* [MATERIAL SUPPLIED]:
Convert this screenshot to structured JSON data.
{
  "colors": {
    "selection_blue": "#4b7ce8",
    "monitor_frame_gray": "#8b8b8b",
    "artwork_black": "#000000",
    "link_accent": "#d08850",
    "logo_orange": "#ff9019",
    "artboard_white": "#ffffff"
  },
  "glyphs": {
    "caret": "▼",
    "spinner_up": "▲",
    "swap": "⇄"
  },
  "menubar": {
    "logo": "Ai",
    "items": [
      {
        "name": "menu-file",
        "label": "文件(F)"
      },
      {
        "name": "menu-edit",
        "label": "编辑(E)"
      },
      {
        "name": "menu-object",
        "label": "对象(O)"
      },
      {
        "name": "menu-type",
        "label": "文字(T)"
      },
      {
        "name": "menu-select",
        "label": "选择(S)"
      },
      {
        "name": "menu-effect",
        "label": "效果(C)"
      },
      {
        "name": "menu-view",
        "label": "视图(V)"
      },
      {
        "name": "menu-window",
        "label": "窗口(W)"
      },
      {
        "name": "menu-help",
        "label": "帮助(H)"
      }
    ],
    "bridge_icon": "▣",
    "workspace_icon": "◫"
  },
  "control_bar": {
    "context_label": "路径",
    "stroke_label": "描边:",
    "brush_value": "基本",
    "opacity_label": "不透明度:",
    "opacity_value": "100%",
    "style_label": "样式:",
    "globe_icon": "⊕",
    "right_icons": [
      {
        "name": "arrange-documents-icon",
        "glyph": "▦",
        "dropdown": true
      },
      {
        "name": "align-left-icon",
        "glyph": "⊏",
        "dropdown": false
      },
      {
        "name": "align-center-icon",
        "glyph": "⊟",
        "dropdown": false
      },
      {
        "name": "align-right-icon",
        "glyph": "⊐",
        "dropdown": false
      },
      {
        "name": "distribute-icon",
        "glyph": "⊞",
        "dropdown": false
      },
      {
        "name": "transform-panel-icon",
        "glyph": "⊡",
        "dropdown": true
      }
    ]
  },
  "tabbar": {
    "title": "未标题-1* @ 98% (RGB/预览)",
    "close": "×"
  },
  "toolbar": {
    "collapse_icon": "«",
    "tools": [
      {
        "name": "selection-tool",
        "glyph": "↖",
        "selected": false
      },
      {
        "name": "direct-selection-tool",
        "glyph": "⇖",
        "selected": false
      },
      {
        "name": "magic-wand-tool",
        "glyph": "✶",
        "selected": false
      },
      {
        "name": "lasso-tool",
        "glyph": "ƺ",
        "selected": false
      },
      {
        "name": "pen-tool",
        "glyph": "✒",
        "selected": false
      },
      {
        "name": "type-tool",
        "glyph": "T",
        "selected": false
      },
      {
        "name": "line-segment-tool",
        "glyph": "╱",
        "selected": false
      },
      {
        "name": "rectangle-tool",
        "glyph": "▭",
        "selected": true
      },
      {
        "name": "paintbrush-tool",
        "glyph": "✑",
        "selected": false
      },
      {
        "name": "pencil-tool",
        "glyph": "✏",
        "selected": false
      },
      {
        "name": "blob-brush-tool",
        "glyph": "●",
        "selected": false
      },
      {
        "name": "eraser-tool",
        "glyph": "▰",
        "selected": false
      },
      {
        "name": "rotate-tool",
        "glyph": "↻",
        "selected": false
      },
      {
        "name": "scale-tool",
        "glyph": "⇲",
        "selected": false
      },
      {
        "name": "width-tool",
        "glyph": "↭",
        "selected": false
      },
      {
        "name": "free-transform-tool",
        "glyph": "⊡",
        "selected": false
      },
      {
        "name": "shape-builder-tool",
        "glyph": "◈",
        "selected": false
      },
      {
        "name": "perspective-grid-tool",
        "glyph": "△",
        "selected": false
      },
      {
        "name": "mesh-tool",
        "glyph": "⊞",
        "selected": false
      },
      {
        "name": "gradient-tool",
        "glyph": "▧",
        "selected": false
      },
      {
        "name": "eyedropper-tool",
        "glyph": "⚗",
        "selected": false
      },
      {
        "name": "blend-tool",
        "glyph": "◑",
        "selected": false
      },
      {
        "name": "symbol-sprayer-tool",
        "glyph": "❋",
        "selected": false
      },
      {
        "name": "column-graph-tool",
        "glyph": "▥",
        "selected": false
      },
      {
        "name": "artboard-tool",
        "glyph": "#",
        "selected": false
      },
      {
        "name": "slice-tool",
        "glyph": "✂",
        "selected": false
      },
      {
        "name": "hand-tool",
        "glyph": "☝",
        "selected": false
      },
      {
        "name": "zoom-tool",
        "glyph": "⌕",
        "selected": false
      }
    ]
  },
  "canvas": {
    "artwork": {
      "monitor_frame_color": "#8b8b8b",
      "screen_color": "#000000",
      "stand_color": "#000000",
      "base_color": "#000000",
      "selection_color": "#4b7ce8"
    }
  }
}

* [TASK]:
All of the entries need to be reproduced exactly; please write them out.

* [TASK SOLUTION]:
Convert this screenshot to structured JSON data.
{
  "colors": {
    "selection_blue": "#4b7ce8",
    "monitor_frame_gray": "#8b8b8b",
    "artwork_black": "#000000",
    "link_accent": "#d08850",
    "logo_orange": "#ff9019",
    "artboard_white": "#ffffff"
  },
  "glyphs": {
    "caret": "▼",
    "spinner_up": "▲",
    "swap": "⇄"
  },
  "menubar": {
    "logo": "Ai",
    "items": [
      {
        "name": "menu-file",
        "label": "文件(F)"
      },
      {
        "name": "menu-edit",
        "label": "编辑(E)"
      },
      {
        "name": "menu-object",
        "label": "对象(O)"
      },
      {
        "name": "menu-type",
        "label": "文字(T)"
      },
      {
        "name": "menu-select",
        "label": "选择(S)"
      },
      {
        "name": "menu-effect",
        "label": "效果(C)"
      },
      {
        "name": "menu-view",
        "label": "视图(V)"
      },
      {
        "name": "menu-window",
        "label": "窗口(W)"
      },
      {
        "name": "menu-help",
        "label": "帮助(H)"
      }
    ],
    "bridge_icon": "▣",
    "workspace_icon": "◫"
  },
  "control_bar": {
    "context_label": "路径",
    "stroke_label": "描边:",
    "brush_value": "基本",
    "opacity_label": "不透明度:",
    "opacity_value": "100%",
    "style_label": "样式:",
    "globe_icon": "⊕",
    "right_icons": [
      {
        "name": "arrange-documents-icon",
        "glyph": "▦",
        "dropdown": true
      },
      {
        "name": "align-left-icon",
        "glyph": "⊏",
        "dropdown": false
      },
      {
        "name": "align-center-icon",
        "glyph": "⊟",
        "dropdown": false
      },
      {
        "name": "align-right-icon",
        "glyph": "⊐",
        "dropdown": false
      },
      {
        "name": "distribute-icon",
        "glyph": "⊞",
        "dropdown": false
      },
      {
        "name": "transform-panel-icon",
        "glyph": "⊡",
        "dropdown": true
      }
    ]
  },
  "tabbar": {
    "title": "未标题-1* @ 98% (RGB/预览)",
    "close": "×"
  },
  "toolbar": {
    "collapse_icon": "«",
    "tools": [
      {
        "name": "selection-tool",
        "glyph": "↖",
        "selected": false
      },
      {
        "name": "direct-selection-tool",
        "glyph": "⇖",
        "selected": false
      },
      {
        "name": "magic-wand-tool",
        "glyph": "✶",
        "selected": false
      },
      {
        "name": "lasso-tool",
        "glyph": "ƺ",
        "selected": false
      },
      {
        "name": "pen-tool",
        "glyph": "✒",
        "selected": false
      },
      {
        "name": "type-tool",
        "glyph": "T",
        "selected": false
      },
      {
        "name": "line-segment-tool",
        "glyph": "╱",
        "selected": false
      },
      {
        "name": "rectangle-tool",
        "glyph": "▭",
        "selected": true
      },
      {
        "name": "paintbrush-tool",
        "glyph": "✑",
        "selected": false
      },
      {
        "name": "pencil-tool",
        "glyph": "✏",
        "selected": false
      },
      {
        "name": "blob-brush-tool",
        "glyph": "●",
        "selected": false
      },
      {
        "name": "eraser-tool",
        "glyph": "▰",
        "selected": false
      },
      {
        "name": "rotate-tool",
        "glyph": "↻",
        "selected": false
      },
      {
        "name": "scale-tool",
        "glyph": "⇲",
        "selected": false
      },
      {
        "name": "width-tool",
        "glyph": "↭",
        "selected": false
      },
      {
        "name": "free-transform-tool",
        "glyph": "⊡",
        "selected": false
      },
      {
        "name": "shape-builder-tool",
        "glyph": "◈",
        "selected": false
      },
      {
        "name": "perspective-grid-tool",
        "glyph": "△",
        "selected": false
      },
      {
        "name": "mesh-tool",
        "glyph": "⊞",
        "selected": false
      },
      {
        "name": "gradient-tool",
        "glyph": "▧",
        "selected": false
      },
      {
        "name": "eyedropper-tool",
        "glyph": "⚗",
        "selected": false
      },
      {
        "name": "blend-tool",
        "glyph": "◑",
        "selected": false
      },
      {
        "name": "symbol-sprayer-tool",
        "glyph": "❋",
        "selected": false
      },
      {
        "name": "column-graph-tool",
        "glyph": "▥",
        "selected": false
      },
      {
        "name": "artboard-tool",
        "glyph": "#",
        "selected": false
      },
      {
        "name": "slice-tool",
        "glyph": "✂",
        "selected": false
      },
      {
        "name": "hand-tool",
        "glyph": "☝",
        "selected": false
      },
      {
        "name": "zoom-tool",
        "glyph": "⌕",
        "selected": false
      }
    ]
  },
  "canvas": {
    "artwork": {
      "monitor_frame_color": "#8b8b8b",
      "screen_color": "#000000",
      "stand_color": "#000000",
      "base_color": "#000000",
      "selection_color": "#4b7ce8"
    }
  }
}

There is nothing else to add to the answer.